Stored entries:
----
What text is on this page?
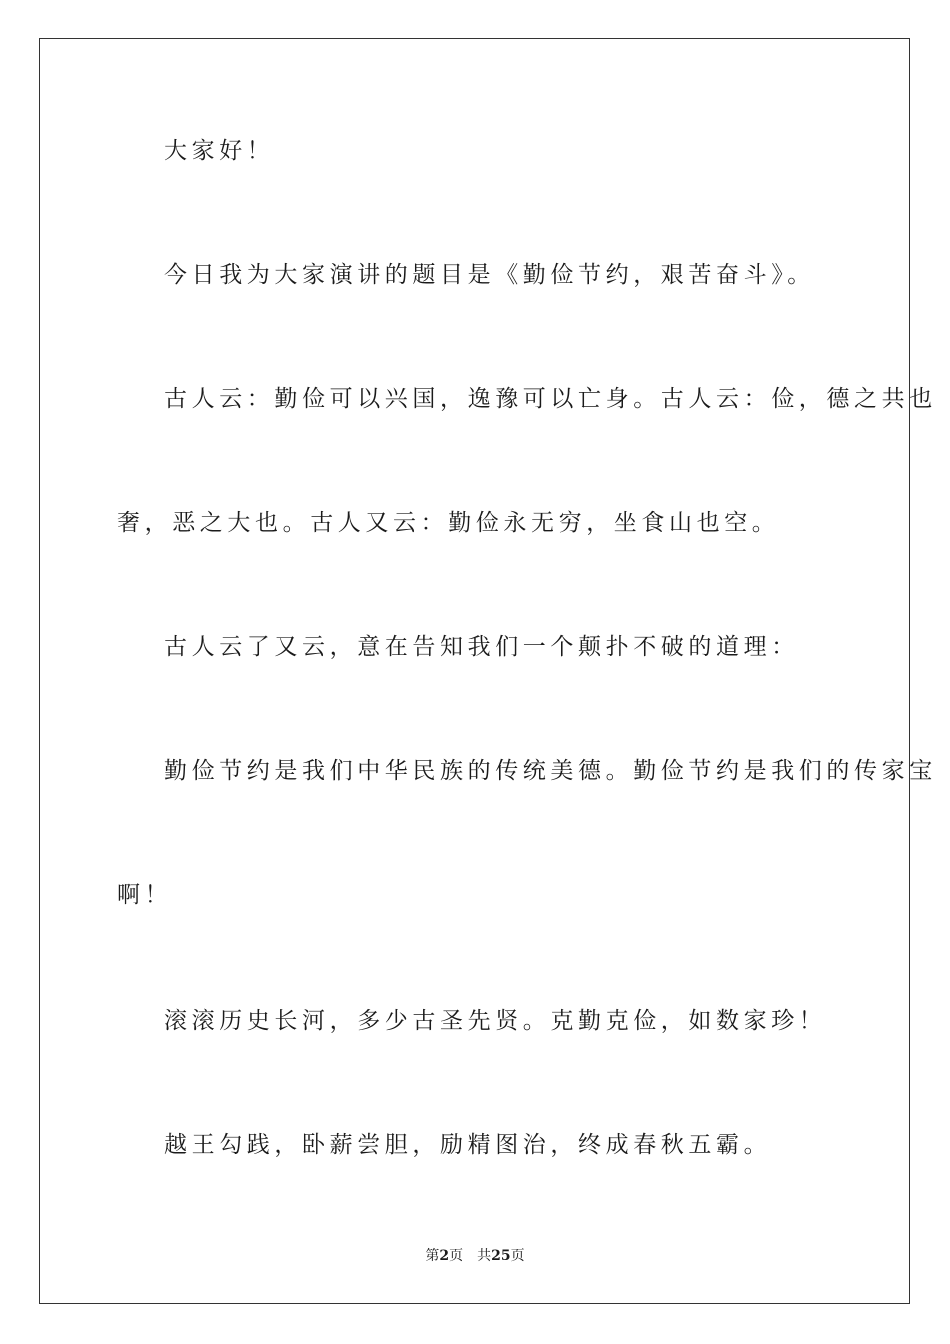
大家好！
今日我为大家演讲的题目是《勤俭节约，艰苦奋斗》。
古人云：勤俭可以兴国，逸豫可以亡身。古人云：俭，德之共也
奢，恶之大也。古人又云：勤俭永无穷，坐食山也空。
古人云了又云，意在告知我们一个颠扑不破的道理：
勤俭节约是我们中华民族的传统美德。勤俭节约是我们的传家宝
啊！
滚滚历史长河，多少古圣先贤。克勤克俭，如数家珍！
越王勾践，卧薪尝胆，励精图治，终成春秋五霸。
第2页 共25页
----
#### [Prompt]
Copy every record character for character. Skip the pictures.

#### [Task output]
What text is on this page?
大家好！
今日我为大家演讲的题目是《勤俭节约，艰苦奋斗》。
古人云：勤俭可以兴国，逸豫可以亡身。古人云：俭，德之共也
奢，恶之大也。古人又云：勤俭永无穷，坐食山也空。
古人云了又云，意在告知我们一个颠扑不破的道理：
勤俭节约是我们中华民族的传统美德。勤俭节约是我们的传家宝
啊！
滚滚历史长河，多少古圣先贤。克勤克俭，如数家珍！
越王勾践，卧薪尝胆，励精图治，终成春秋五霸。
第2页 共25页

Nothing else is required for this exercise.